#### ENTRIES SHOWN
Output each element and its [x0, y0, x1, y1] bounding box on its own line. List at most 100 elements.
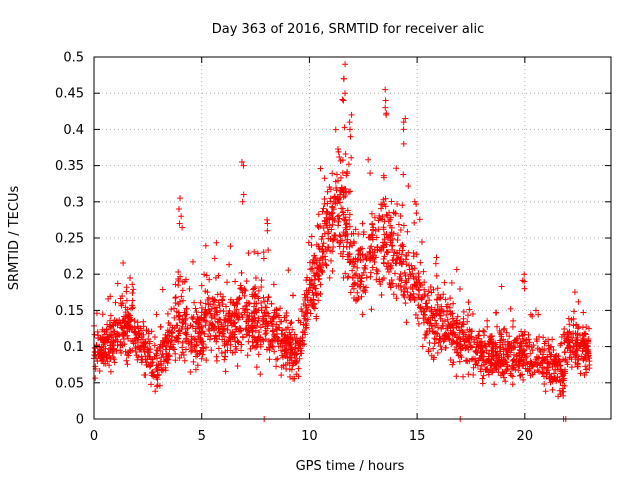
data-point — [208, 313, 215, 320]
data-point — [190, 358, 197, 365]
data-point — [574, 363, 581, 370]
data-point — [458, 354, 465, 361]
data-point — [165, 329, 172, 336]
data-point — [176, 313, 183, 320]
data-point — [397, 212, 404, 219]
data-point — [461, 338, 468, 345]
data-point — [416, 216, 423, 223]
data-point — [438, 346, 445, 353]
data-point — [265, 294, 272, 301]
data-point — [234, 338, 241, 345]
data-point — [164, 310, 171, 317]
data-point — [187, 368, 194, 375]
data-point — [240, 191, 247, 198]
data-point — [134, 356, 141, 363]
data-point — [552, 377, 559, 384]
data-point — [99, 311, 106, 318]
data-point — [403, 252, 410, 259]
data-point — [344, 170, 351, 177]
data-point — [317, 165, 324, 172]
data-point — [340, 75, 347, 82]
data-point — [415, 320, 422, 327]
data-point — [502, 378, 509, 385]
y-tick-label: 0 — [76, 413, 84, 428]
data-point — [545, 342, 552, 349]
data-point — [319, 259, 326, 266]
data-point — [394, 200, 401, 207]
data-point — [539, 355, 546, 362]
y-tick-label: 0.3 — [63, 195, 84, 210]
data-point — [520, 360, 527, 367]
data-point — [200, 314, 207, 321]
data-point — [577, 332, 584, 339]
data-point — [273, 356, 280, 363]
data-point — [437, 343, 444, 350]
data-point — [360, 269, 367, 276]
data-point — [433, 296, 440, 303]
data-point — [429, 328, 436, 335]
data-point — [186, 285, 193, 292]
data-point — [216, 333, 223, 340]
data-point — [106, 362, 113, 369]
data-point — [412, 311, 419, 318]
data-point — [298, 350, 305, 357]
data-point — [564, 336, 571, 343]
data-point — [263, 304, 270, 311]
data-point — [172, 357, 179, 364]
data-point — [510, 356, 517, 363]
data-point — [429, 323, 436, 330]
data-point — [419, 343, 426, 350]
data-point — [176, 220, 183, 227]
data-point — [484, 366, 491, 373]
data-point — [273, 363, 280, 370]
x-tick-label: 20 — [517, 429, 534, 444]
data-point — [350, 256, 357, 263]
data-point — [182, 346, 189, 353]
data-point — [329, 203, 336, 210]
data-point — [431, 335, 438, 342]
data-point — [334, 177, 341, 184]
data-point — [564, 345, 571, 352]
data-point — [527, 311, 534, 318]
data-point — [178, 351, 185, 358]
data-point — [355, 230, 362, 237]
data-point — [143, 327, 150, 334]
data-point — [180, 297, 187, 304]
data-point — [293, 371, 300, 378]
data-point — [295, 365, 302, 372]
data-point — [510, 317, 517, 324]
data-point — [571, 289, 578, 296]
data-point — [255, 317, 262, 324]
data-point — [197, 330, 204, 337]
data-point — [224, 347, 231, 354]
data-point — [522, 365, 529, 372]
data-point — [531, 369, 538, 376]
data-point — [307, 266, 314, 273]
y-tick-label: 0.45 — [55, 87, 84, 102]
data-point — [505, 341, 512, 348]
data-point — [218, 349, 225, 356]
data-point — [216, 316, 223, 323]
data-point — [407, 293, 414, 300]
data-point — [315, 243, 322, 250]
data-point — [342, 217, 349, 224]
data-point — [255, 351, 262, 358]
data-point — [552, 358, 559, 365]
data-point — [573, 340, 580, 347]
data-point — [402, 300, 409, 307]
data-point — [577, 370, 584, 377]
data-point — [131, 318, 138, 325]
data-point — [439, 322, 446, 329]
data-point — [369, 221, 376, 228]
data-point — [212, 332, 219, 339]
data-point — [164, 333, 171, 340]
data-point — [103, 335, 110, 342]
data-point — [159, 367, 166, 374]
data-point — [507, 305, 514, 312]
data-point — [175, 301, 182, 308]
data-point — [533, 354, 540, 361]
data-point — [477, 368, 484, 375]
data-point — [344, 256, 351, 263]
data-point — [111, 317, 118, 324]
data-point — [332, 200, 339, 207]
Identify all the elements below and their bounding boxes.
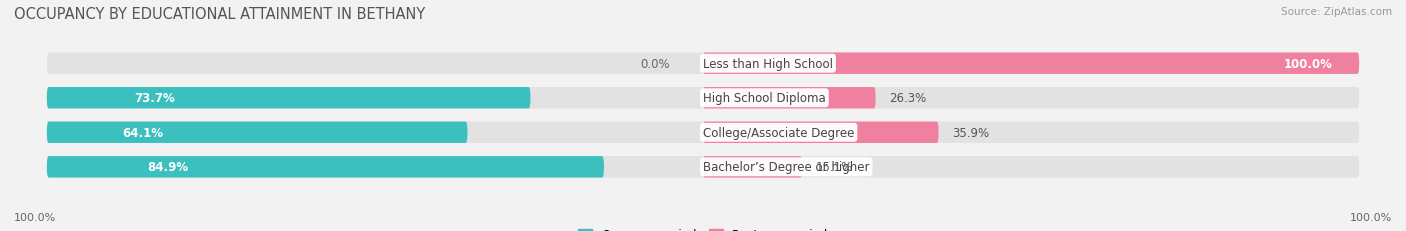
FancyBboxPatch shape — [46, 88, 530, 109]
FancyBboxPatch shape — [703, 156, 801, 178]
Text: 64.1%: 64.1% — [122, 126, 163, 139]
FancyBboxPatch shape — [703, 88, 876, 109]
FancyBboxPatch shape — [703, 53, 1360, 75]
Text: Bachelor’s Degree or higher: Bachelor’s Degree or higher — [703, 161, 869, 173]
Text: 100.0%: 100.0% — [1350, 212, 1392, 222]
FancyBboxPatch shape — [46, 122, 467, 143]
FancyBboxPatch shape — [46, 88, 1360, 109]
Text: OCCUPANCY BY EDUCATIONAL ATTAINMENT IN BETHANY: OCCUPANCY BY EDUCATIONAL ATTAINMENT IN B… — [14, 7, 425, 22]
Text: Source: ZipAtlas.com: Source: ZipAtlas.com — [1281, 7, 1392, 17]
Text: College/Associate Degree: College/Associate Degree — [703, 126, 855, 139]
Text: 0.0%: 0.0% — [641, 58, 671, 70]
Text: 84.9%: 84.9% — [148, 161, 188, 173]
Text: 26.3%: 26.3% — [889, 92, 927, 105]
FancyBboxPatch shape — [46, 122, 1360, 143]
Text: High School Diploma: High School Diploma — [703, 92, 825, 105]
FancyBboxPatch shape — [46, 156, 605, 178]
Legend: Owner-occupied, Renter-occupied: Owner-occupied, Renter-occupied — [572, 223, 834, 231]
FancyBboxPatch shape — [46, 53, 1360, 75]
Text: 73.7%: 73.7% — [134, 92, 174, 105]
Text: Less than High School: Less than High School — [703, 58, 832, 70]
FancyBboxPatch shape — [46, 156, 1360, 178]
Text: 35.9%: 35.9% — [952, 126, 988, 139]
Text: 100.0%: 100.0% — [14, 212, 56, 222]
Text: 100.0%: 100.0% — [1284, 58, 1333, 70]
FancyBboxPatch shape — [703, 122, 939, 143]
Text: 15.1%: 15.1% — [815, 161, 852, 173]
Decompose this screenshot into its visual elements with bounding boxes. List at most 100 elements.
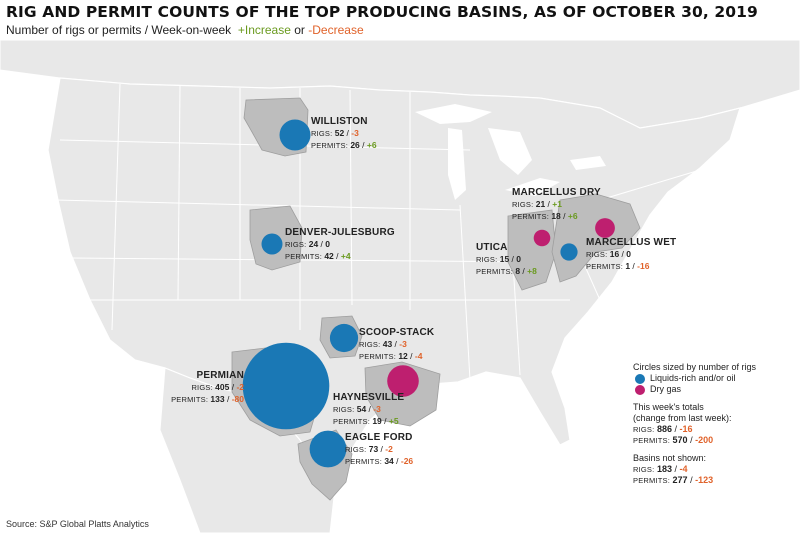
- basin-label-permian: PERMIAN RIGS: 405 / -2 PERMITS: 133 / -80: [168, 370, 244, 405]
- basin-label-eagle-ford: EAGLE FORD RIGS: 73 / -2 PERMITS: 34 / -26: [345, 432, 413, 467]
- totals-title: This week's totals: [633, 402, 704, 412]
- basin-permits-line: PERMITS: 42 / +4: [285, 251, 395, 263]
- basin-circle-marcellus-wet[interactable]: [560, 243, 578, 261]
- basin-rigs-line: RIGS: 43 / -3: [359, 339, 434, 351]
- subtitle-or: or: [294, 23, 305, 37]
- basin-rigs-line: RIGS: 24 / 0: [285, 239, 395, 251]
- rigs-change: -3: [351, 128, 359, 138]
- rigs-value: 52: [334, 128, 345, 138]
- basin-circle-scoop-stack[interactable]: [329, 323, 359, 353]
- permits-label: PERMITS:: [512, 211, 552, 221]
- basin-circle-marcellus-dry[interactable]: [595, 218, 615, 238]
- separator: /: [509, 254, 517, 264]
- subtitle-decrease: -Decrease: [308, 23, 364, 37]
- basin-label-denver-julesburg: DENVER-JULESBURG RIGS: 24 / 0 PERMITS: 42 …: [285, 227, 395, 262]
- rigs-label: RIGS:: [311, 129, 335, 138]
- basin-circle-denver-julesburg[interactable]: [261, 233, 283, 255]
- rigs-label: RIGS:: [191, 383, 216, 392]
- rigs-label: RIGS:: [285, 240, 309, 249]
- basin-label-haynesville: HAYNESVILLE RIGS: 54 / -3 PERMITS: 19 / +5: [333, 392, 404, 427]
- basin-circle-utica[interactable]: [533, 229, 551, 247]
- map-subtitle: Number of rigs or permits / Week-on-week…: [6, 23, 364, 37]
- legend-title: Circles sized by number of rigs: [633, 362, 757, 372]
- legend: Circles sized by number of rigs Liquids-…: [633, 362, 800, 493]
- totals-permits: PERMITS: 570 / -200: [633, 435, 714, 445]
- permits-value: 26: [350, 139, 360, 150]
- rigs-label: RIGS:: [512, 200, 536, 209]
- basin-label-scoop-stack: SCOOP-STACK RIGS: 43 / -3 PERMITS: 12 / -4: [359, 327, 434, 362]
- basin-name: DENVER-JULESBURG: [285, 227, 395, 238]
- oil-dot-icon: [635, 373, 645, 384]
- permits-label: PERMITS:: [476, 266, 516, 276]
- subtitle-increase: +Increase: [237, 23, 291, 37]
- rigs-label: RIGS:: [333, 405, 357, 414]
- rigs-value: 21: [535, 199, 546, 209]
- basin-name: WILLISTON: [311, 116, 368, 127]
- basin-circle-haynesville[interactable]: [387, 365, 419, 397]
- basin-name: MARCELLUS DRY: [512, 187, 601, 198]
- lake-huron: [488, 128, 532, 175]
- permits-value: 1: [625, 260, 631, 271]
- permits-label: PERMITS:: [359, 351, 399, 361]
- legend-oil-label: Liquids-rich and/or oil: [650, 373, 736, 383]
- permits-label: PERMITS:: [311, 140, 351, 150]
- legend-oil-row: Liquids-rich and/or oil: [635, 373, 800, 384]
- basin-name: UTICA: [476, 242, 508, 253]
- separator: /: [333, 250, 341, 261]
- not-shown-rigs: RIGS: 183 / -4: [633, 464, 688, 474]
- basin-name: EAGLE FORD: [345, 432, 413, 443]
- lake-ontario: [570, 156, 606, 170]
- basin-name: HAYNESVILLE: [333, 392, 405, 403]
- permits-change: -80: [231, 393, 244, 404]
- permits-change: -16: [637, 260, 650, 271]
- separator: /: [366, 404, 374, 414]
- permits-change: +6: [567, 210, 578, 221]
- rigs-value: 54: [356, 404, 367, 414]
- permits-label: PERMITS:: [285, 251, 325, 261]
- rigs-change: -2: [236, 382, 244, 392]
- permits-value: 133: [210, 393, 225, 404]
- permits-change: -4: [414, 350, 423, 361]
- basin-label-marcellus-wet: MARCELLUS WET RIGS: 16 / 0 PERMITS: 1 / -1…: [586, 237, 676, 272]
- rigs-value: 24: [308, 239, 319, 249]
- basin-rigs-line: RIGS: 16 / 0: [586, 249, 676, 261]
- rigs-label: RIGS:: [345, 445, 369, 454]
- gas-dot-icon: [635, 384, 645, 395]
- basin-circle-williston[interactable]: [279, 119, 311, 151]
- basin-rigs-line: RIGS: 21 / +1: [512, 199, 601, 211]
- rigs-change: -3: [399, 339, 407, 349]
- separator: /: [378, 444, 386, 454]
- legend-gas-row: Dry gas: [635, 384, 800, 395]
- basin-permits-line: PERMITS: 133 / -80: [168, 394, 244, 406]
- separator: /: [520, 265, 528, 276]
- separator: /: [224, 393, 232, 404]
- rigs-value: 15: [499, 254, 510, 264]
- basin-name: PERMIAN: [196, 370, 244, 381]
- lake-erie: [505, 178, 560, 196]
- permits-value: 8: [515, 265, 521, 276]
- basin-permits-line: PERMITS: 34 / -26: [345, 456, 413, 468]
- permits-change: +4: [340, 250, 351, 261]
- rigs-value: 405: [215, 382, 230, 392]
- totals-subtitle: (change from last week):: [633, 413, 732, 423]
- marcellus-region: [551, 193, 641, 283]
- basin-circle-eagle-ford[interactable]: [309, 430, 347, 468]
- rigs-value: 16: [609, 249, 620, 259]
- separator: /: [619, 249, 627, 259]
- basin-name: MARCELLUS WET: [586, 237, 677, 248]
- legend-not-shown-section: Basins not shown: RIGS: 183 / -4 PERMITS…: [633, 453, 800, 486]
- separator: /: [393, 455, 401, 466]
- basin-rigs-line: RIGS: 15 / 0: [476, 254, 537, 266]
- rigs-label: RIGS:: [476, 255, 500, 264]
- separator: /: [407, 350, 415, 361]
- rigs-label: RIGS:: [586, 250, 610, 259]
- separator: /: [344, 128, 352, 138]
- rigs-change: 0: [325, 239, 331, 249]
- rigs-value: 43: [382, 339, 393, 349]
- separator: /: [381, 415, 389, 426]
- legend-size-section: Circles sized by number of rigs Liquids-…: [633, 362, 800, 395]
- basin-circle-permian[interactable]: [242, 342, 330, 430]
- permits-label: PERMITS:: [586, 261, 626, 271]
- basin-rigs-line: RIGS: 52 / -3: [311, 128, 377, 140]
- legend-gas-label: Dry gas: [650, 384, 682, 394]
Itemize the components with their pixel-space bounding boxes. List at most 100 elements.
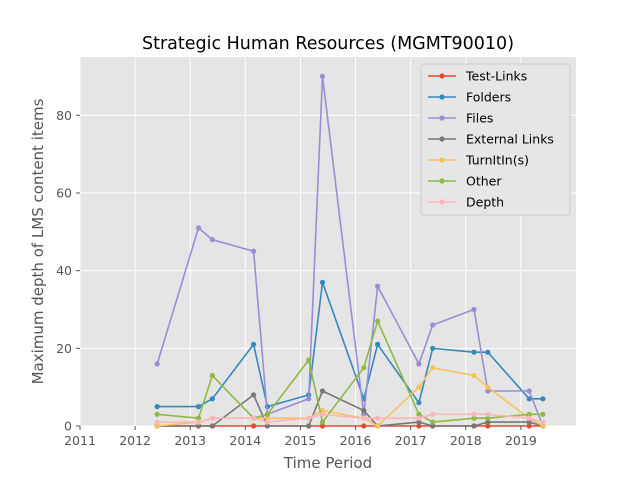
data-point-files — [430, 322, 436, 328]
data-point-other — [209, 372, 215, 379]
x-axis: 2011 2012 2013 2014 2015 2016 2017 2018 2019 — [64, 426, 537, 448]
data-point-turnitin-s — [416, 384, 422, 390]
legend-swatch-marker — [439, 136, 445, 142]
data-point-other — [540, 411, 546, 417]
data-point-folders — [485, 349, 491, 355]
data-point-files — [195, 225, 202, 231]
x-tick-label: 2019 — [505, 433, 537, 448]
data-point-files — [526, 388, 532, 394]
data-point-external-links — [430, 423, 436, 429]
data-point-folders — [416, 400, 422, 406]
data-point-turnitin-s — [154, 423, 160, 429]
legend-swatch-marker — [439, 178, 445, 184]
legend-swatch-marker — [439, 157, 445, 163]
data-point-turnitin-s — [319, 407, 326, 414]
data-point-other — [306, 357, 312, 363]
data-point-folders — [471, 349, 477, 355]
legend: Test-Links Folders Files External Links Turn… — [420, 63, 571, 216]
data-point-external-links — [209, 423, 215, 429]
legend-entry-files: Files — [428, 111, 493, 126]
data-point-depth — [430, 411, 436, 417]
legend-entry-external-links: External Links — [428, 132, 554, 147]
data-point-external-links — [361, 407, 367, 414]
series-other — [154, 318, 546, 425]
legend-label: Files — [466, 111, 493, 126]
x-tick-label: 2011 — [64, 433, 96, 448]
x-tick-label: 2015 — [285, 433, 317, 448]
data-point-turnitin-s — [375, 423, 381, 429]
y-axis: 0 20 40 60 80 — [56, 108, 80, 434]
data-point-folders — [251, 341, 257, 347]
legend-label: TurnItIn(s) — [465, 153, 529, 168]
data-point-external-links — [319, 388, 326, 394]
legend-entry-other: Other — [428, 174, 502, 189]
data-point-depth — [154, 419, 160, 425]
legend-label: Depth — [466, 195, 504, 210]
data-point-depth — [471, 411, 477, 417]
data-point-external-links — [471, 423, 477, 429]
data-point-other — [416, 411, 422, 417]
data-point-files — [471, 306, 477, 313]
data-point-files — [416, 361, 422, 367]
data-point-depth — [361, 415, 367, 421]
legend-entry-turnitin-s: TurnItIn(s) — [428, 153, 529, 168]
data-point-files — [251, 248, 257, 254]
y-axis-label: Maximum depth of LMS content items — [29, 98, 47, 384]
data-point-other — [430, 419, 436, 425]
data-point-files — [306, 396, 312, 402]
legend-entry-depth: Depth — [428, 195, 504, 210]
data-point-files — [209, 237, 215, 243]
data-point-folders — [430, 345, 436, 351]
x-tick-label: 2013 — [174, 433, 206, 448]
y-tick-label: 20 — [56, 341, 72, 356]
data-point-test-links — [361, 423, 367, 429]
x-tick-label: 2014 — [229, 433, 261, 448]
data-point-other — [485, 415, 491, 421]
data-point-depth — [209, 415, 215, 421]
data-point-other — [375, 318, 381, 324]
legend-label: Other — [466, 174, 502, 189]
chart-title: Strategic Human Resources (MGMT90010) — [142, 34, 514, 54]
data-point-external-links — [526, 419, 532, 425]
data-point-depth — [251, 415, 257, 421]
y-tick-label: 80 — [56, 108, 72, 123]
data-point-test-links — [251, 423, 257, 429]
legend-label: Folders — [466, 90, 511, 105]
grid-lines — [79, 57, 576, 427]
legend-swatch-marker — [439, 94, 445, 100]
data-point-test-links — [526, 423, 532, 429]
data-point-test-links — [416, 423, 422, 429]
data-point-other — [154, 411, 160, 417]
data-point-turnitin-s — [430, 365, 436, 371]
data-point-depth — [319, 411, 326, 417]
data-point-depth — [375, 415, 381, 421]
data-point-files — [154, 361, 160, 367]
y-tick-label: 0 — [64, 419, 72, 434]
data-point-other — [471, 415, 477, 421]
data-point-depth — [540, 419, 546, 425]
x-axis-label: Time Period — [283, 454, 372, 472]
data-point-folders — [209, 396, 215, 402]
data-point-depth — [416, 415, 422, 421]
legend-label: External Links — [466, 132, 554, 147]
data-point-external-links — [485, 419, 491, 425]
data-point-depth — [485, 411, 491, 417]
data-point-folders — [319, 279, 326, 285]
data-point-external-links — [306, 423, 312, 429]
legend-label: Test-Links — [465, 69, 527, 84]
data-point-depth — [526, 415, 532, 421]
legend-entry-test-links: Test-Links — [428, 69, 527, 84]
y-tick-label: 40 — [56, 263, 72, 278]
data-point-external-links — [251, 392, 257, 398]
data-point-turnitin-s — [485, 384, 491, 390]
data-point-turnitin-s — [540, 423, 546, 429]
data-point-other — [195, 415, 202, 421]
data-point-depth — [264, 419, 270, 425]
data-point-turnitin-s — [471, 372, 477, 379]
series-layer — [154, 73, 546, 429]
data-point-external-links — [416, 419, 422, 425]
x-tick-label: 2012 — [119, 433, 151, 448]
legend-entry-folders: Folders — [428, 90, 511, 105]
x-tick-label: 2017 — [395, 433, 427, 448]
x-tick-label: 2018 — [450, 433, 482, 448]
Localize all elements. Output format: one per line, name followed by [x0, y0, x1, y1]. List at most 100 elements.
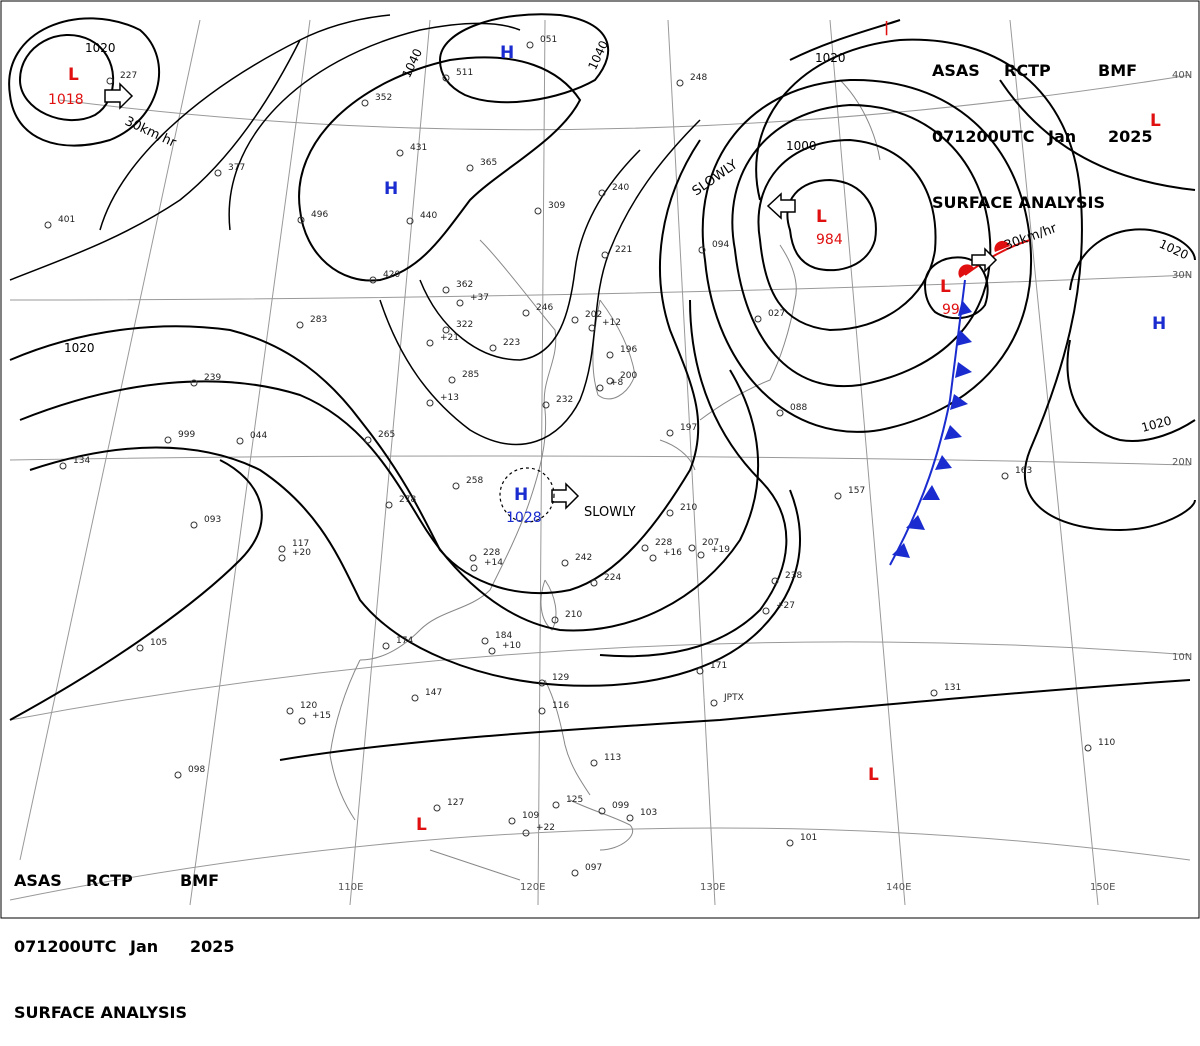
########
:: WHAT TO DO ::
Copy out every line from the one containing "- basin-label-permian: PERMIAN" to the one containing "- basin-label-haynesville: HAYNESVILLE", both ends included, without changing anything.

:: TASK ANSWER ::
- basin-label-permian: PERMIAN RIGS: 405 / -2 PERMITS: 133 / -80: [168, 370, 244, 405]
- basin-label-eagle-ford: EAGLE FORD RIGS: 73 / -2 PERMITS: 34 / -26: [345, 432, 413, 467]
- totals-title: This week's totals: [633, 402, 704, 412]
- basin-permits-line: PERMITS: 42 / +4: [285, 251, 395, 263]
- basin-circle-marcellus-wet[interactable]: [560, 243, 578, 261]
- basin-rigs-line: RIGS: 43 / -3: [359, 339, 434, 351]
- subtitle-or: or: [294, 23, 305, 37]
- basin-rigs-line: RIGS: 24 / 0: [285, 239, 395, 251]
- rigs-change: -3: [351, 128, 359, 138]
- rigs-value: 52: [334, 128, 345, 138]
- basin-circle-scoop-stack[interactable]: [329, 323, 359, 353]
- permits-label: PERMITS:: [512, 211, 552, 221]
- basin-circle-marcellus-dry[interactable]: [595, 218, 615, 238]
- separator: /: [509, 254, 517, 264]
- subtitle-decrease: -Decrease: [308, 23, 364, 37]
- basin-label-denver-julesburg: DENVER-JULESBURG RIGS: 24 / 0 PERMITS: 42 …: [285, 227, 395, 262]
- rigs-label: RIGS:: [311, 129, 335, 138]
- basin-circle-denver-julesburg[interactable]: [261, 233, 283, 255]
- rigs-label: RIGS:: [191, 383, 216, 392]
- rigs-label: RIGS:: [285, 240, 309, 249]
- basin-label-haynesville: HAYNESVILLE RIGS: 54 / -3 PERMITS: 19 / +5: [333, 392, 404, 427]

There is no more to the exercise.